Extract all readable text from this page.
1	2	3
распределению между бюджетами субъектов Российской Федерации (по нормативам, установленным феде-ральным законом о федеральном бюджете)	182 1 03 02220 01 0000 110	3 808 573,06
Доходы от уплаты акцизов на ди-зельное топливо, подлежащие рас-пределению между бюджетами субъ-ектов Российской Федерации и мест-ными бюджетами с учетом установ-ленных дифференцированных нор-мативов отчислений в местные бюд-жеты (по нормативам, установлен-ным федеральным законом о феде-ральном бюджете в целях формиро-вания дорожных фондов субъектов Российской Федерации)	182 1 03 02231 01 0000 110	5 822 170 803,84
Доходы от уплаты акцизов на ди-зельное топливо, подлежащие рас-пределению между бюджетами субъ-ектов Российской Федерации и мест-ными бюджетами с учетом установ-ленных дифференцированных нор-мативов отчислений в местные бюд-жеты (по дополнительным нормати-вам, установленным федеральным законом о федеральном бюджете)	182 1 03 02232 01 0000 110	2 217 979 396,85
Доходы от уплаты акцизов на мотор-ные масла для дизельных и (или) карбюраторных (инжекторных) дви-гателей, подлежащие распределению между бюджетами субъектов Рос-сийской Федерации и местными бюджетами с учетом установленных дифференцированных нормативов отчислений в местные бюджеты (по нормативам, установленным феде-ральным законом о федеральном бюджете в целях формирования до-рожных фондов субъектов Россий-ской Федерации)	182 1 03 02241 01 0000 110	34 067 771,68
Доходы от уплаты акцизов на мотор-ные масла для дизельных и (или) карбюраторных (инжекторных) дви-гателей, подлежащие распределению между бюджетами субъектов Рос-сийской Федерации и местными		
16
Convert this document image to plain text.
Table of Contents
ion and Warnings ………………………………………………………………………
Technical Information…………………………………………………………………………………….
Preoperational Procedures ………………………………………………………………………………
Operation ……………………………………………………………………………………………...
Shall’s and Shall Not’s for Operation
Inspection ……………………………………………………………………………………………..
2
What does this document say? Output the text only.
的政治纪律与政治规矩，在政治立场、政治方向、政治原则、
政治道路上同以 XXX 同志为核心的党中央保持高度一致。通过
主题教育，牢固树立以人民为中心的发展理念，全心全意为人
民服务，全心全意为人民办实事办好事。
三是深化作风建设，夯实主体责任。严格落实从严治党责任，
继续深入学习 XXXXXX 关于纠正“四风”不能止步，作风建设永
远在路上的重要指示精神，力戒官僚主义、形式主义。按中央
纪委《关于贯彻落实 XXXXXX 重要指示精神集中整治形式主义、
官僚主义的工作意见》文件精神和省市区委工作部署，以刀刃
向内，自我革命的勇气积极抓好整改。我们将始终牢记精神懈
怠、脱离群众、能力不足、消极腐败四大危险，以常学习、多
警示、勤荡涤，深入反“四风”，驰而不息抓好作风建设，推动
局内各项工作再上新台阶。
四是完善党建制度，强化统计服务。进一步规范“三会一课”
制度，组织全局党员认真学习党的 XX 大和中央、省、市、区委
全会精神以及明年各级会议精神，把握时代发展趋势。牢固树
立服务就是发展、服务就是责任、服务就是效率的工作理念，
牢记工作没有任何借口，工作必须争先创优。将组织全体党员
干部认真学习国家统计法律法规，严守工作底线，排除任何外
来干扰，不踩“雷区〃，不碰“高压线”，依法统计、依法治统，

------------------------------

**What you have to do**
The records above are to be repeated exactly, in their entirety.

**Reply**
Extract all readable text from this page.
1	2	3
распределению между бюджетами субъектов Российской Федерации (по нормативам, установленным феде-ральным законом о федеральном бюджете)	182 1 03 02220 01 0000 110	3 808 573,06
Доходы от уплаты акцизов на ди-зельное топливо, подлежащие рас-пределению между бюджетами субъ-ектов Российской Федерации и мест-ными бюджетами с учетом установ-ленных дифференцированных нор-мативов отчислений в местные бюд-жеты (по нормативам, установлен-ным федеральным законом о феде-ральном бюджете в целях формиро-вания дорожных фондов субъектов Российской Федерации)	182 1 03 02231 01 0000 110	5 822 170 803,84
Доходы от уплаты акцизов на ди-зельное топливо, подлежащие рас-пределению между бюджетами субъ-ектов Российской Федерации и мест-ными бюджетами с учетом установ-ленных дифференцированных нор-мативов отчислений в местные бюд-жеты (по дополнительным нормати-вам, установленным федеральным законом о федеральном бюджете)	182 1 03 02232 01 0000 110	2 217 979 396,85
Доходы от уплаты акцизов на мотор-ные масла для дизельных и (или) карбюраторных (инжекторных) дви-гателей, подлежащие распределению между бюджетами субъектов Рос-сийской Федерации и местными бюджетами с учетом установленных дифференцированных нормативов отчислений в местные бюджеты (по нормативам, установленным феде-ральным законом о федеральном бюджете в целях формирования до-рожных фондов субъектов Россий-ской Федерации)	182 1 03 02241 01 0000 110	34 067 771,68
Доходы от уплаты акцизов на мотор-ные масла для дизельных и (или) карбюраторных (инжекторных) дви-гателей, подлежащие распределению между бюджетами субъектов Рос-сийской Федерации и местными		
16
Convert this document image to plain text.
Table of Contents
ion and Warnings ………………………………………………………………………
Technical Information…………………………………………………………………………………….
Preoperational Procedures ………………………………………………………………………………
Operation ……………………………………………………………………………………………...
Shall’s and Shall Not’s for Operation
Inspection ……………………………………………………………………………………………..
2
What does this document say? Output the text only.
的政治纪律与政治规矩，在政治立场、政治方向、政治原则、
政治道路上同以 XXX 同志为核心的党中央保持高度一致。通过
主题教育，牢固树立以人民为中心的发展理念，全心全意为人
民服务，全心全意为人民办实事办好事。
三是深化作风建设，夯实主体责任。严格落实从严治党责任，
继续深入学习 XXXXXX 关于纠正“四风”不能止步，作风建设永
远在路上的重要指示精神，力戒官僚主义、形式主义。按中央
纪委《关于贯彻落实 XXXXXX 重要指示精神集中整治形式主义、
官僚主义的工作意见》文件精神和省市区委工作部署，以刀刃
向内，自我革命的勇气积极抓好整改。我们将始终牢记精神懈
怠、脱离群众、能力不足、消极腐败四大危险，以常学习、多
警示、勤荡涤，深入反“四风”，驰而不息抓好作风建设，推动
局内各项工作再上新台阶。
四是完善党建制度，强化统计服务。进一步规范“三会一课”
制度，组织全局党员认真学习党的 XX 大和中央、省、市、区委
全会精神以及明年各级会议精神，把握时代发展趋势。牢固树
立服务就是发展、服务就是责任、服务就是效率的工作理念，
牢记工作没有任何借口，工作必须争先创优。将组织全体党员
干部认真学习国家统计法律法规，严守工作底线，排除任何外
来干扰，不踩“雷区〃，不碰“高压线”，依法统计、依法治统，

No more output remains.